=== Work to complete ===
Send back all the data below, exactly as given.

=== Raw data ===

━━━━

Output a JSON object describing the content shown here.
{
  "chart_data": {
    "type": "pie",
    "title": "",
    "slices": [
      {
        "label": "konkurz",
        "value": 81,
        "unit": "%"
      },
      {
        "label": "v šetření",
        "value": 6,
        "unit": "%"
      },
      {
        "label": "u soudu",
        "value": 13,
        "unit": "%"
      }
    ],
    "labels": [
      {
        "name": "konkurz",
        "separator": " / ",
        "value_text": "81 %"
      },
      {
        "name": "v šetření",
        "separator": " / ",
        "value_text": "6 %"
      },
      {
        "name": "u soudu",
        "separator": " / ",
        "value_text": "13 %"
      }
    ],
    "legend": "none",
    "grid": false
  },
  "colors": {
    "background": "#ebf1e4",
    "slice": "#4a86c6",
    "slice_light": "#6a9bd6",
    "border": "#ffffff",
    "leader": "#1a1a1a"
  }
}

━━━━

=== Solution to the problem ===
Output a JSON object describing the content shown here.
{
  "chart_data": {
    "type": "pie",
    "title": "",
    "slices": [
      {
        "label": "konkurz",
        "value": 81,
        "unit": "%"
      },
      {
        "label": "v šetření",
        "value": 6,
        "unit": "%"
      },
      {
        "label": "u soudu",
        "value": 13,
        "unit": "%"
      }
    ],
    "labels": [
      {
        "name": "konkurz",
        "separator": " / ",
        "value_text": "81 %"
      },
      {
        "name": "v šetření",
        "separator": " / ",
        "value_text": "6 %"
      },
      {
        "name": "u soudu",
        "separator": " / ",
        "value_text": "13 %"
      }
    ],
    "legend": "none",
    "grid": false
  },
  "colors": {
    "background": "#ebf1e4",
    "slice": "#4a86c6",
    "slice_light": "#6a9bd6",
    "border": "#ffffff",
    "leader": "#1a1a1a"
  }
}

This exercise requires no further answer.